**** EXERCISE INPUT ****
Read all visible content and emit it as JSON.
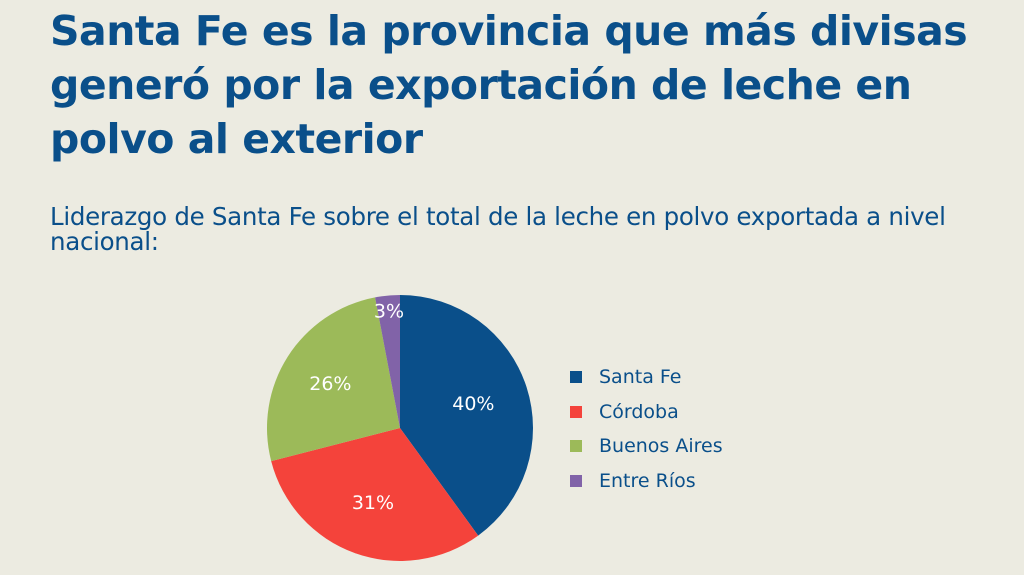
{
  "header": {
    "title": "Santa Fe es la provincia que más divisas generó por la exportación de leche en polvo al exterior",
    "subtitle": "Liderazgo de Santa Fe sobre el total de la leche en polvo exportada a nivel nacional:"
  },
  "chart_data": {
    "type": "pie",
    "title": "Liderazgo de Santa Fe sobre el total de la leche en polvo exportada a nivel nacional:",
    "categories": [
      "Santa Fe",
      "Córdoba",
      "Buenos Aires",
      "Entre Ríos"
    ],
    "values": [
      40,
      31,
      26,
      3
    ],
    "labels": [
      "40%",
      "31%",
      "26%",
      "3%"
    ],
    "colors": [
      "#0a4f8a",
      "#f4433b",
      "#9cba59",
      "#8163a8"
    ],
    "unit": "%",
    "start_angle_deg": 0,
    "direction": "clockwise",
    "legend_position": "right"
  }
}
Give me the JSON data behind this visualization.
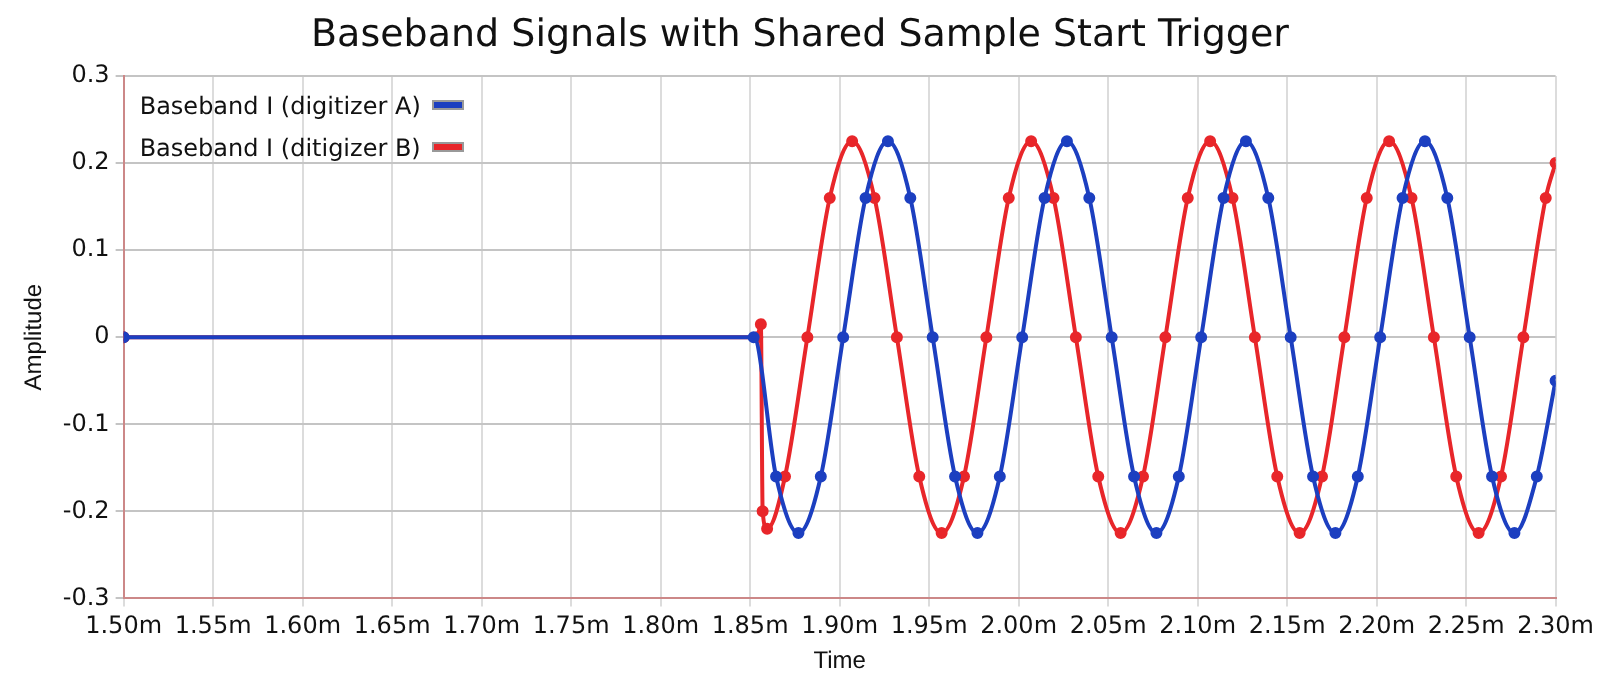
{
  "chart_data": {
    "type": "line",
    "title": "Baseband Signals with Shared Sample Start Trigger",
    "xlabel": "Time",
    "ylabel": "Amplitude",
    "xlim": [
      1.5,
      2.3
    ],
    "xticks": [
      {
        "value": 1.5,
        "label": "1.50m"
      },
      {
        "value": 1.55,
        "label": "1.55m"
      },
      {
        "value": 1.6,
        "label": "1.60m"
      },
      {
        "value": 1.65,
        "label": "1.65m"
      },
      {
        "value": 1.7,
        "label": "1.70m"
      },
      {
        "value": 1.75,
        "label": "1.75m"
      },
      {
        "value": 1.8,
        "label": "1.80m"
      },
      {
        "value": 1.85,
        "label": "1.85m"
      },
      {
        "value": 1.9,
        "label": "1.90m"
      },
      {
        "value": 1.95,
        "label": "1.95m"
      },
      {
        "value": 2.0,
        "label": "2.00m"
      },
      {
        "value": 2.05,
        "label": "2.05m"
      },
      {
        "value": 2.1,
        "label": "2.10m"
      },
      {
        "value": 2.15,
        "label": "2.15m"
      },
      {
        "value": 2.2,
        "label": "2.20m"
      },
      {
        "value": 2.25,
        "label": "2.25m"
      },
      {
        "value": 2.3,
        "label": "2.30m"
      }
    ],
    "ylim": [
      -0.3,
      0.3
    ],
    "yticks": [
      -0.3,
      -0.2,
      -0.1,
      0,
      0.1,
      0.2,
      0.3
    ],
    "grid": true,
    "legend": "top left",
    "marker": "circle",
    "line_style": "solid",
    "series": [
      {
        "name": "Baseband I (digitizer A)",
        "color": "#1c3fc0",
        "x": [
          1.5,
          1.852,
          1.8645,
          1.877,
          1.8895,
          1.902,
          1.9145,
          1.927,
          1.9395,
          1.952,
          1.9645,
          1.977,
          1.9895,
          2.002,
          2.0145,
          2.027,
          2.0395,
          2.052,
          2.0645,
          2.077,
          2.0895,
          2.102,
          2.1145,
          2.127,
          2.1395,
          2.152,
          2.1645,
          2.177,
          2.1895,
          2.202,
          2.2145,
          2.227,
          2.2395,
          2.252,
          2.2645,
          2.277,
          2.2895,
          2.3
        ],
        "values": [
          0,
          0,
          -0.16,
          -0.225,
          -0.16,
          0,
          0.16,
          0.225,
          0.16,
          0,
          -0.16,
          -0.225,
          -0.16,
          0,
          0.16,
          0.225,
          0.16,
          0,
          -0.16,
          -0.225,
          -0.16,
          0,
          0.16,
          0.225,
          0.16,
          0,
          -0.16,
          -0.225,
          -0.16,
          0,
          0.16,
          0.225,
          0.16,
          0,
          -0.16,
          -0.225,
          -0.16,
          -0.05
        ]
      },
      {
        "name": "Baseband I (ditigizer B)",
        "color": "#e8262a",
        "x": [
          1.5,
          1.854,
          1.856,
          1.857,
          1.8595,
          1.8695,
          1.882,
          1.8945,
          1.907,
          1.9195,
          1.932,
          1.9445,
          1.957,
          1.9695,
          1.982,
          1.9945,
          2.007,
          2.0195,
          2.032,
          2.0445,
          2.057,
          2.0695,
          2.082,
          2.0945,
          2.107,
          2.1195,
          2.132,
          2.1445,
          2.157,
          2.1695,
          2.182,
          2.1945,
          2.207,
          2.2195,
          2.232,
          2.2445,
          2.257,
          2.2695,
          2.282,
          2.2945,
          2.3
        ],
        "values": [
          0,
          0,
          0.015,
          -0.2,
          -0.22,
          -0.16,
          0,
          0.16,
          0.225,
          0.16,
          0,
          -0.16,
          -0.225,
          -0.16,
          0,
          0.16,
          0.225,
          0.16,
          0,
          -0.16,
          -0.225,
          -0.16,
          0,
          0.16,
          0.225,
          0.16,
          0,
          -0.16,
          -0.225,
          -0.16,
          0,
          0.16,
          0.225,
          0.16,
          0,
          -0.16,
          -0.225,
          -0.16,
          0,
          0.16,
          0.2
        ]
      }
    ]
  }
}
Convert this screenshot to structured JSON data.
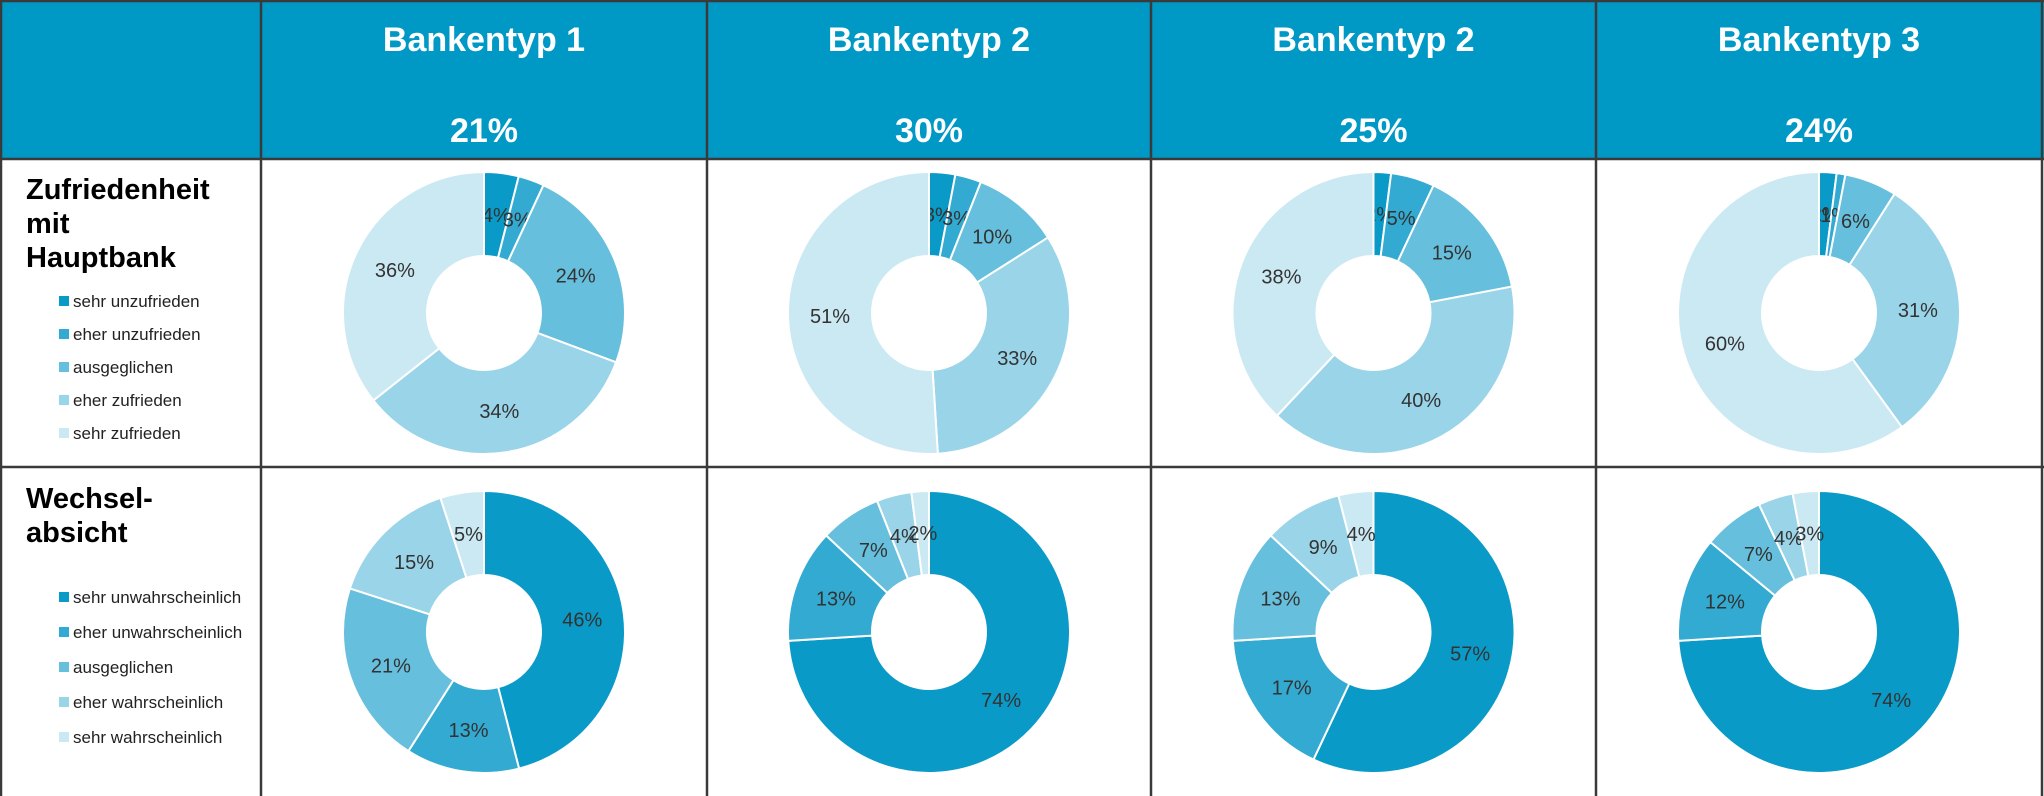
{
  "header": {
    "shares": [
      "21%",
      "30%",
      "25%",
      "24%"
    ]
  },
  "chart_data": [
    {
      "type": "pie",
      "title": "Zufriedenheit\nmit\nHauptbank",
      "categories": [
        "sehr unzufrieden",
        "eher unzufrieden",
        "ausgeglichen",
        "eher zufrieden",
        "sehr zufrieden"
      ],
      "colors": [
        "#0a9ac7",
        "#33aad1",
        "#66bfdc",
        "#99d4e8",
        "#cbe9f3"
      ],
      "series": [
        {
          "name": "Bankentyp 1",
          "values": [
            4,
            3,
            24,
            34,
            36
          ],
          "value_labels": [
            "4%",
            "3%",
            "24%",
            "34%",
            "36%"
          ]
        },
        {
          "name": "Bankentyp 2",
          "values": [
            3,
            3,
            10,
            33,
            51
          ],
          "value_labels": [
            "3%",
            "3%",
            "10%",
            "33%",
            "51%"
          ]
        },
        {
          "name": "Bankentyp 2",
          "values": [
            2,
            5,
            15,
            40,
            38
          ],
          "value_labels": [
            "2%",
            "5%",
            "15%",
            "40%",
            "38%"
          ]
        },
        {
          "name": "Bankentyp 3",
          "values": [
            2,
            1,
            6,
            31,
            60
          ],
          "value_labels": [
            "2%",
            "1%",
            "6%",
            "31%",
            "60%"
          ]
        }
      ]
    },
    {
      "type": "pie",
      "title": "Wechsel-\nabsicht",
      "categories": [
        "sehr unwahrscheinlich",
        "eher unwahrscheinlich",
        "ausgeglichen",
        "eher wahrscheinlich",
        "sehr wahrscheinlich"
      ],
      "colors": [
        "#0a9ac7",
        "#33aad1",
        "#66bfdc",
        "#99d4e8",
        "#cbe9f3"
      ],
      "series": [
        {
          "values": [
            46,
            13,
            21,
            15,
            5
          ],
          "value_labels": [
            "46%",
            "13%",
            "21%",
            "15%",
            "5%"
          ]
        },
        {
          "values": [
            74,
            13,
            7,
            4,
            2
          ],
          "value_labels": [
            "74%",
            "13%",
            "7%",
            "4%",
            "2%"
          ]
        },
        {
          "values": [
            57,
            17,
            13,
            9,
            4
          ],
          "value_labels": [
            "57%",
            "17%",
            "13%",
            "9%",
            "4%"
          ]
        },
        {
          "values": [
            74,
            12,
            7,
            4,
            3
          ],
          "value_labels": [
            "74%",
            "12%",
            "7%",
            "4%",
            "3%"
          ]
        }
      ]
    }
  ]
}
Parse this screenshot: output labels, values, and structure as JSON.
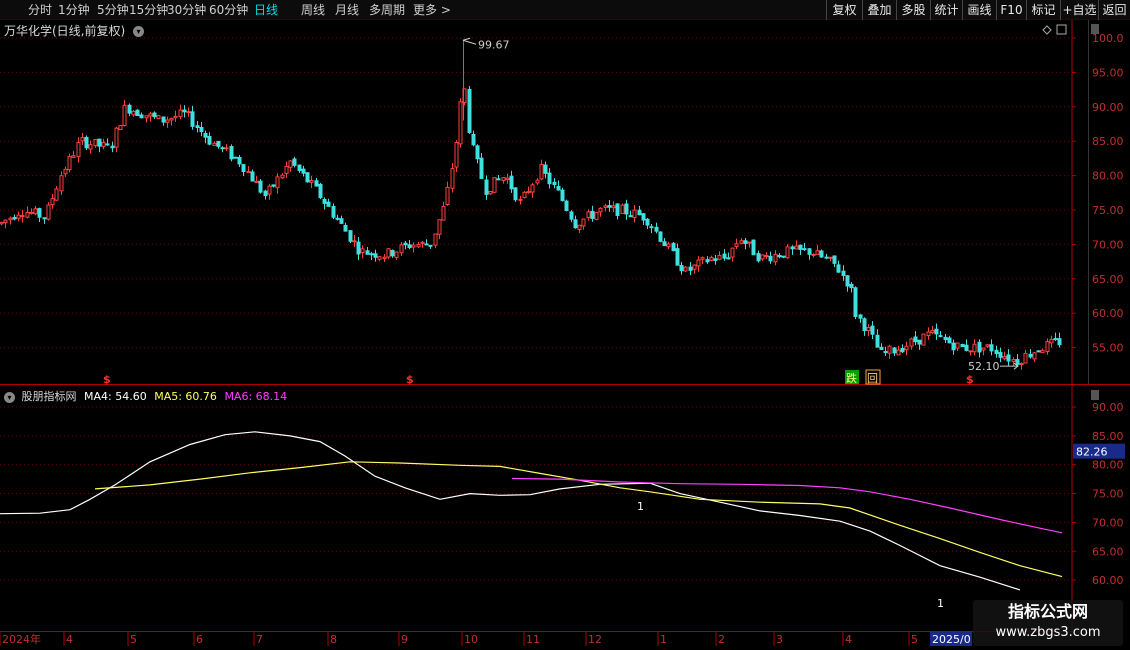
{
  "toolbar": {
    "periods": [
      "分时",
      "1分钟",
      "5分钟",
      "15分钟",
      "30分钟",
      "60分钟",
      "日线",
      "周线",
      "月线",
      "多周期",
      "更多"
    ],
    "active_period": "日线",
    "right_buttons": [
      "复权",
      "叠加",
      "多股",
      "统计",
      "画线",
      "F10",
      "标记",
      "+自选",
      "返回"
    ]
  },
  "main_panel": {
    "title": "万华化学(日线,前复权)",
    "y_ticks": [
      "100.0",
      "95.00",
      "90.00",
      "85.00",
      "80.00",
      "75.00",
      "70.00",
      "65.00",
      "60.00",
      "55.00"
    ],
    "high_label": "99.67",
    "low_label": "52.10",
    "s_markers": [
      "$",
      "$",
      "$"
    ],
    "tags": [
      "跌",
      "回"
    ]
  },
  "indicator_panel": {
    "name": "股朋指标网",
    "ma4_label": "MA4: 54.60",
    "ma5_label": "MA5: 60.76",
    "ma6_label": "MA6: 68.14",
    "y_ticks": [
      "90.00",
      "85.00",
      "80.00",
      "75.00",
      "70.00",
      "65.00",
      "60.00"
    ],
    "current_value": "82.26",
    "annotations": [
      "1",
      "1"
    ]
  },
  "x_axis": {
    "labels": [
      "2024年",
      "4",
      "5",
      "6",
      "7",
      "8",
      "9",
      "10",
      "11",
      "12",
      "1",
      "2",
      "3",
      "4",
      "5"
    ],
    "highlight_label": "2025/0"
  },
  "colors": {
    "up": "#ff4040",
    "down": "#40e0e0",
    "ma4": "#ffffff",
    "ma5": "#ffff60",
    "ma6": "#ff40ff",
    "axis": "#b00000"
  },
  "watermark": {
    "line1": "指标公式网",
    "line2": "www.zbgs3.com"
  }
}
****
■ **WHAT YOU NEED TO DO**:
Ascertain the number of lines in the entries that include the word "sehr", and report only that number.

■ **PROBLEM SOLUTION**:
4